### Required work
Check every line below for the word "Mein" and copy each one that has it.

### Rows
++++++++++++++++++++
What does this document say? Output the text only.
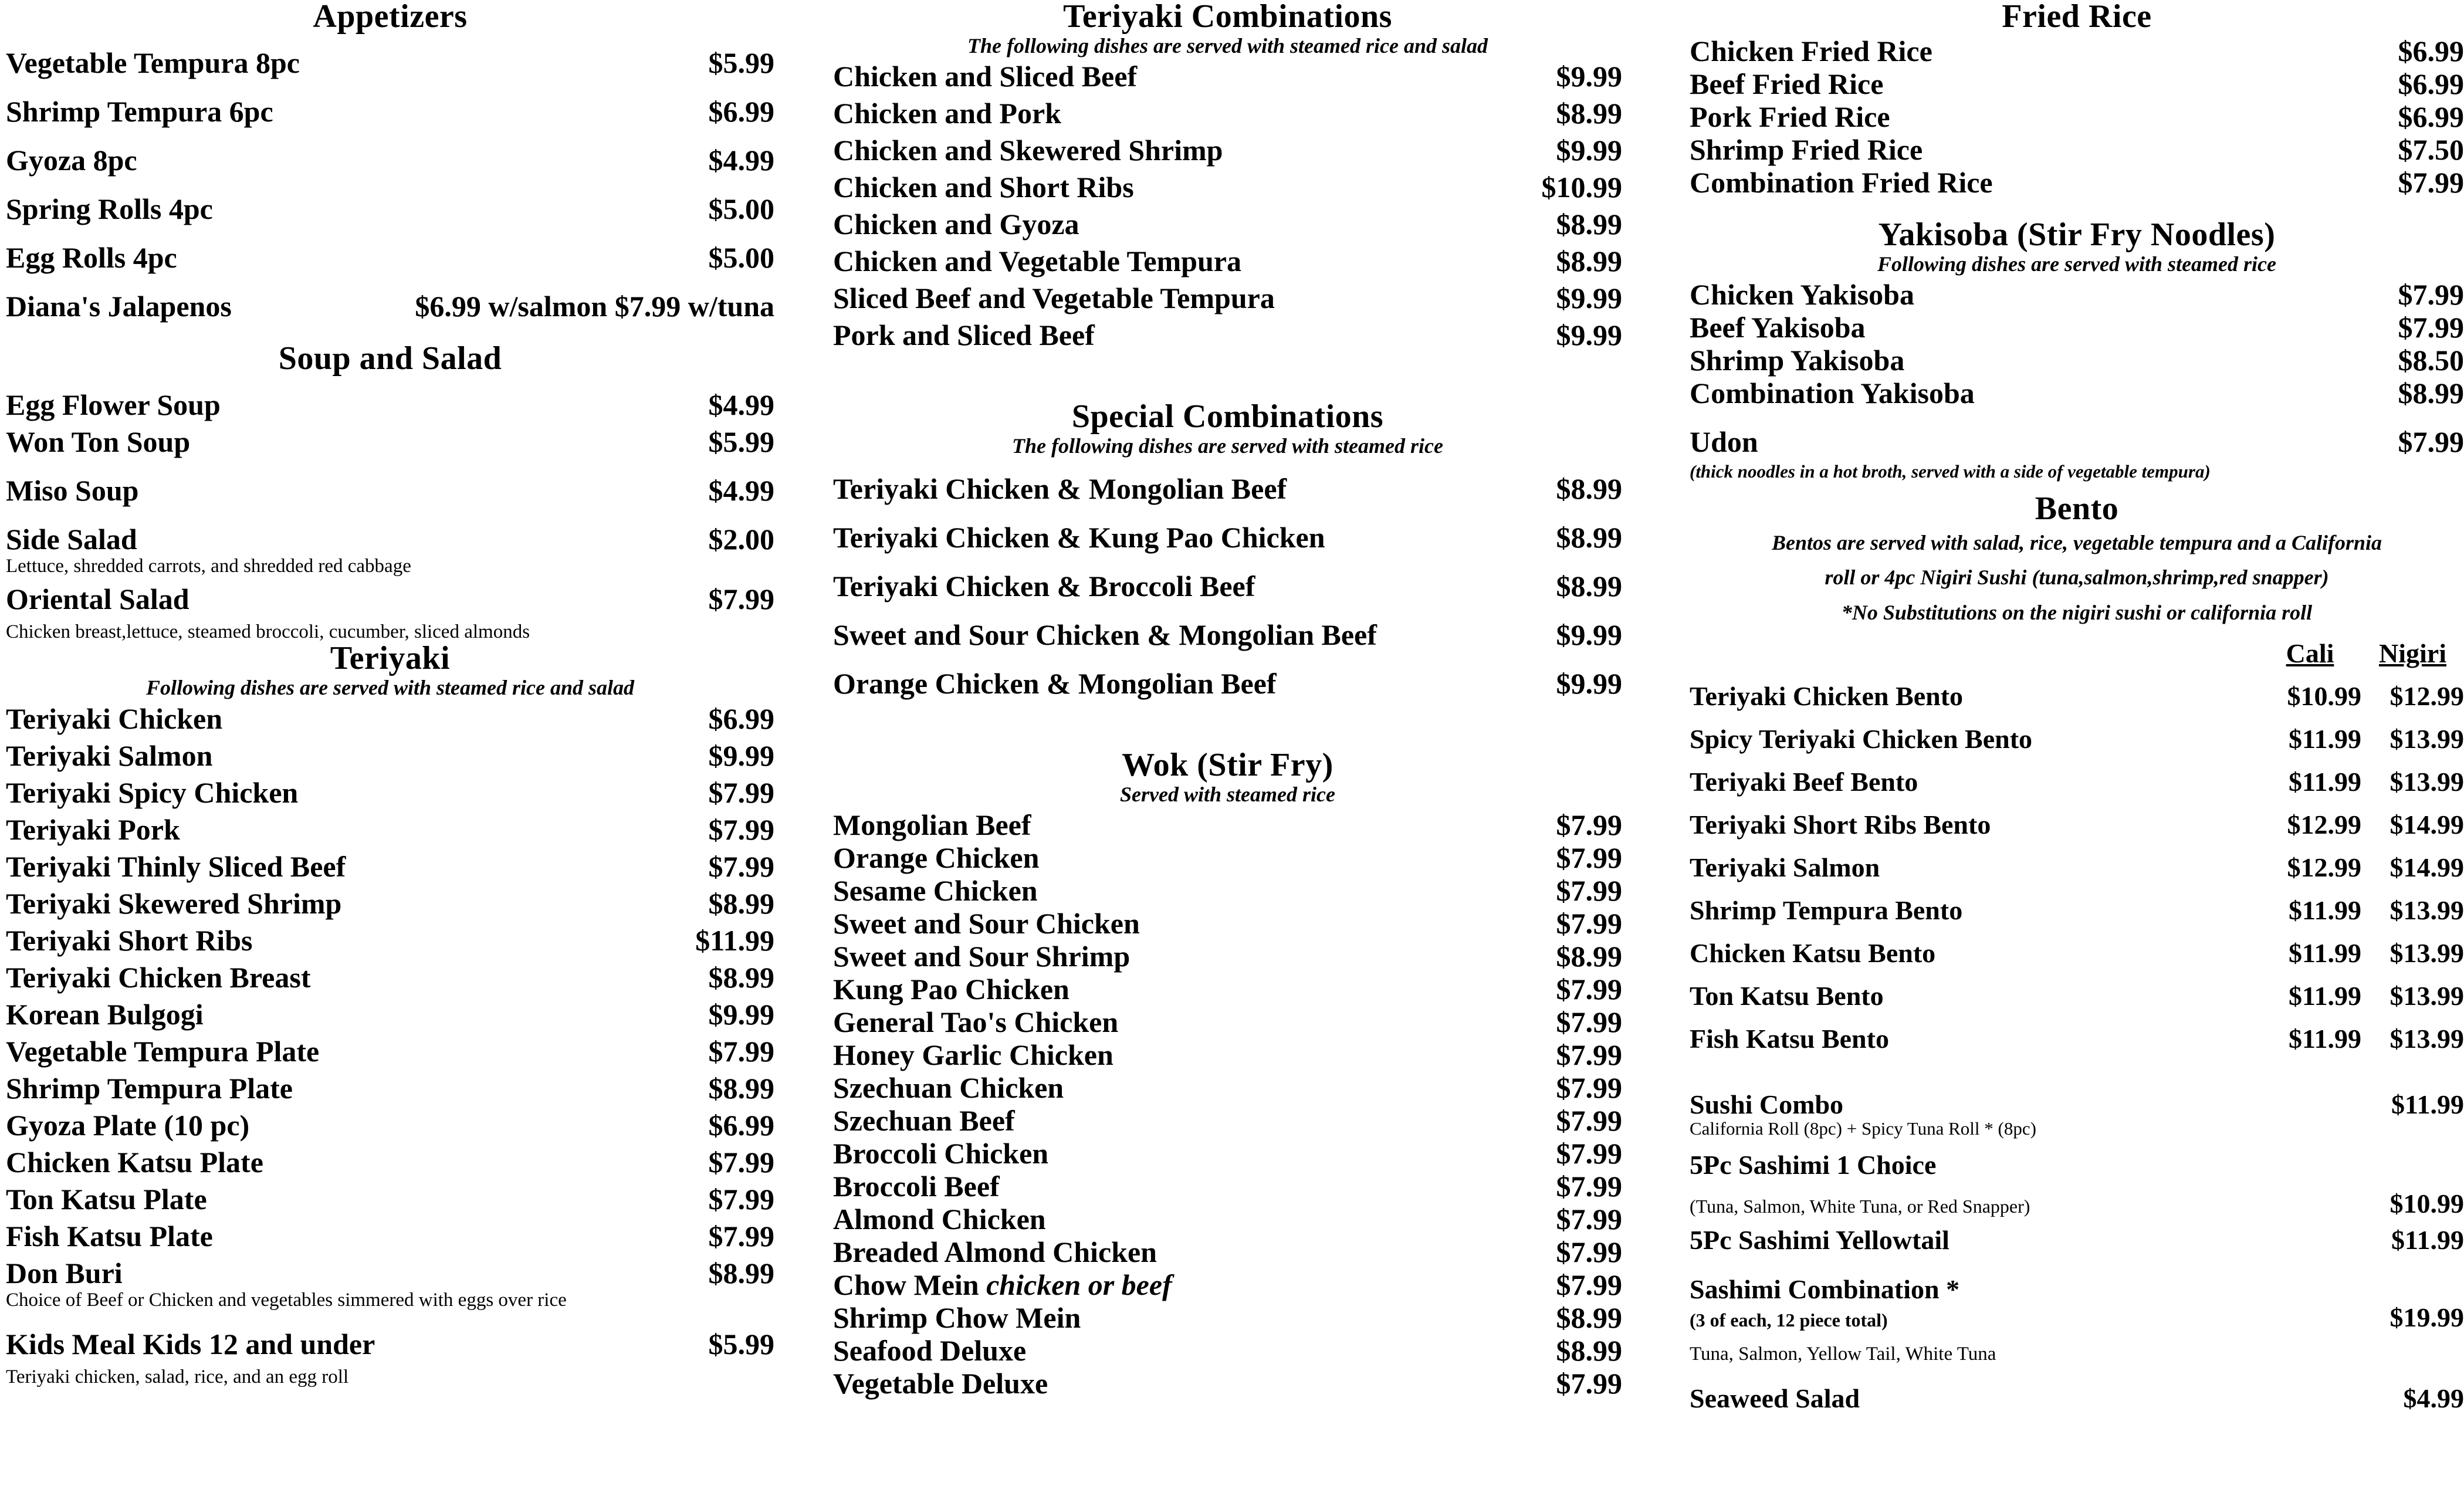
Appetizers
Vegetable Tempura 8pc	$5.99
Shrimp Tempura 6pc	$6.99
Gyoza 8pc	$4.99
Spring Rolls 4pc	$5.00
Egg Rolls 4pc	$5.00
Diana's Jalapenos	$6.99 w/salmon $7.99 w/tuna
Soup and Salad
Egg Flower Soup	$4.99
Won Ton Soup	$5.99
Miso Soup	$4.99
Side Salad	$2.00
Lettuce, shredded carrots, and shredded red cabbage
Oriental Salad	$7.99
Chicken breast,lettuce, steamed broccoli, cucumber, sliced almonds
Teriyaki
Following dishes are served with steamed rice and salad
Teriyaki Chicken	$6.99
Teriyaki Salmon	$9.99
Teriyaki Spicy Chicken	$7.99
Teriyaki Pork	$7.99
Teriyaki Thinly Sliced Beef	$7.99
Teriyaki Skewered Shrimp	$8.99
Teriyaki Short Ribs	$11.99
Teriyaki Chicken Breast	$8.99
Korean Bulgogi	$9.99
Vegetable Tempura Plate	$7.99
Shrimp Tempura Plate	$8.99
Gyoza Plate (10 pc)	$6.99
Chicken Katsu Plate	$7.99
Ton Katsu Plate	$7.99
Fish Katsu Plate	$7.99
Don Buri	$8.99
Choice of Beef or Chicken and vegetables simmered with eggs over rice
Kids Meal Kids 12 and under	$5.99
Teriyaki chicken, salad, rice, and an egg roll
Teriyaki Combinations
The following dishes are served with steamed rice and salad
Chicken and Sliced Beef	$9.99
Chicken and Pork	$8.99
Chicken and Skewered Shrimp	$9.99
Chicken and Short Ribs	$10.99
Chicken and Gyoza	$8.99
Chicken and Vegetable Tempura	$8.99
Sliced Beef and Vegetable Tempura	$9.99
Pork and Sliced Beef	$9.99
Special Combinations
The following dishes are served with steamed rice
Teriyaki Chicken & Mongolian Beef	$8.99
Teriyaki Chicken & Kung Pao Chicken	$8.99
Teriyaki Chicken & Broccoli Beef	$8.99
Sweet and Sour Chicken & Mongolian Beef	$9.99
Orange Chicken & Mongolian Beef	$9.99
Wok (Stir Fry)
Served with steamed rice
Mongolian Beef	$7.99
Orange Chicken	$7.99
Sesame Chicken	$7.99
Sweet and Sour Chicken	$7.99
Sweet and Sour Shrimp	$8.99
Kung Pao Chicken	$7.99
General Tao's Chicken	$7.99
Honey Garlic Chicken	$7.99
Szechuan Chicken	$7.99
Szechuan Beef	$7.99
Broccoli Chicken	$7.99
Broccoli Beef	$7.99
Almond Chicken	$7.99
Breaded Almond Chicken	$7.99
Chow Mein chicken or beef	$7.99
Shrimp Chow Mein	$8.99
Seafood Deluxe	$8.99
Vegetable Deluxe	$7.99
Fried Rice
Chicken Fried Rice	$6.99
Beef Fried Rice	$6.99
Pork Fried Rice	$6.99
Shrimp Fried Rice	$7.50
Combination Fried Rice	$7.99
Yakisoba (Stir Fry Noodles)
Following dishes are served with steamed rice
Chicken Yakisoba	$7.99
Beef Yakisoba	$7.99
Shrimp Yakisoba	$8.50
Combination Yakisoba	$8.99
Udon	$7.99
(thick noodles in a hot broth, served with a side of vegetable tempura)
Bento
Bentos are served with salad, rice, vegetable tempura and a California
roll or 4pc Nigiri Sushi (tuna,salmon,shrimp,red snapper)
*No Substitutions on the nigiri sushi or california roll
Cali	Nigiri
Teriyaki Chicken Bento	$10.99	$12.99
Spicy Teriyaki Chicken Bento	$11.99	$13.99
Teriyaki Beef Bento	$11.99	$13.99
Teriyaki Short Ribs Bento	$12.99	$14.99
Teriyaki Salmon	$12.99	$14.99
Shrimp Tempura Bento	$11.99	$13.99
Chicken Katsu Bento	$11.99	$13.99
Ton Katsu Bento	$11.99	$13.99
Fish Katsu Bento	$11.99	$13.99
Sushi Combo	$11.99
California Roll (8pc) + Spicy Tuna Roll * (8pc)
5Pc Sashimi 1 Choice
(Tuna, Salmon, White Tuna, or Red Snapper)	$10.99
5Pc Sashimi Yellowtail	$11.99
Sashimi Combination *
(3 of each, 12 piece total)	$19.99
Tuna, Salmon, Yellow Tail, White Tuna
Seaweed Salad	$4.99
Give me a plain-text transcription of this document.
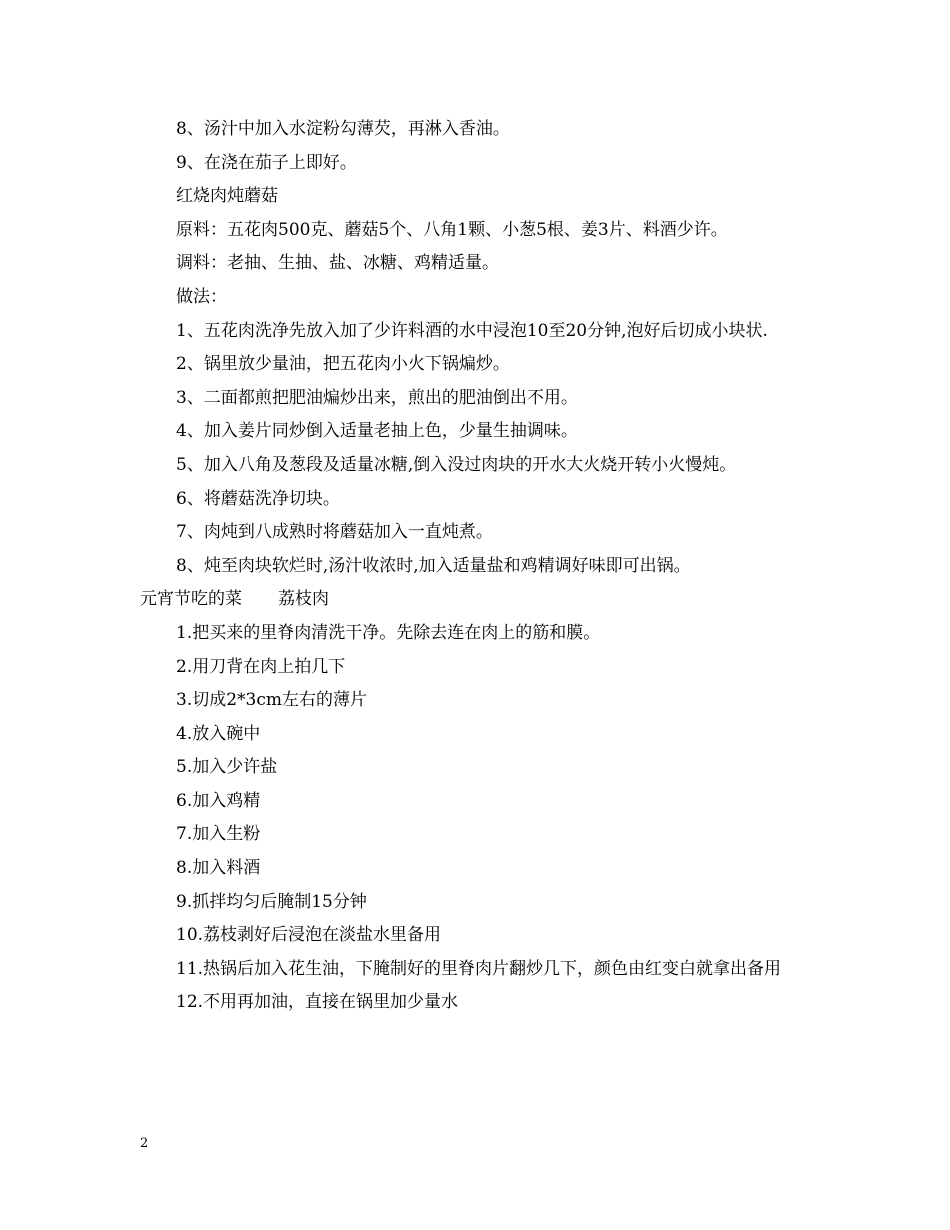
8、汤汁中加入水淀粉勾薄芡，再淋入香油。
9、在浇在茄子上即好。
红烧肉炖蘑菇
原料：五花肉500克、蘑菇5个、八角1颗、小葱5根、姜3片、料酒少许。
调料：老抽、生抽、盐、冰糖、鸡精适量。
做法：
1、五花肉洗净先放入加了少许料酒的水中浸泡10至20分钟,泡好后切成小块状.
2、锅里放少量油，把五花肉小火下锅煸炒。
3、二面都煎把肥油煸炒出来，煎出的肥油倒出不用。
4、加入姜片同炒倒入适量老抽上色，少量生抽调味。
5、加入八角及葱段及适量冰糖,倒入没过肉块的开水大火烧开转小火慢炖。
6、将蘑菇洗净切块。
7、肉炖到八成熟时将蘑菇加入一直炖煮。
8、炖至肉块软烂时,汤汁收浓时,加入适量盐和鸡精调好味即可出锅。
元宵节吃的菜 荔枝肉
1.把买来的里脊肉清洗干净。先除去连在肉上的筋和膜。
2.用刀背在肉上拍几下
3.切成2*3cm左右的薄片
4.放入碗中
5.加入少许盐
6.加入鸡精
7.加入生粉
8.加入料酒
9.抓拌均匀后腌制15分钟
10.荔枝剥好后浸泡在淡盐水里备用
11.热锅后加入花生油，下腌制好的里脊肉片翻炒几下，颜色由红变白就拿出备用
12.不用再加油，直接在锅里加少量水
2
++++++++++++++++++++
### Correct response
Chow Mein chicken or beef	$7.99
Shrimp Chow Mein	$8.99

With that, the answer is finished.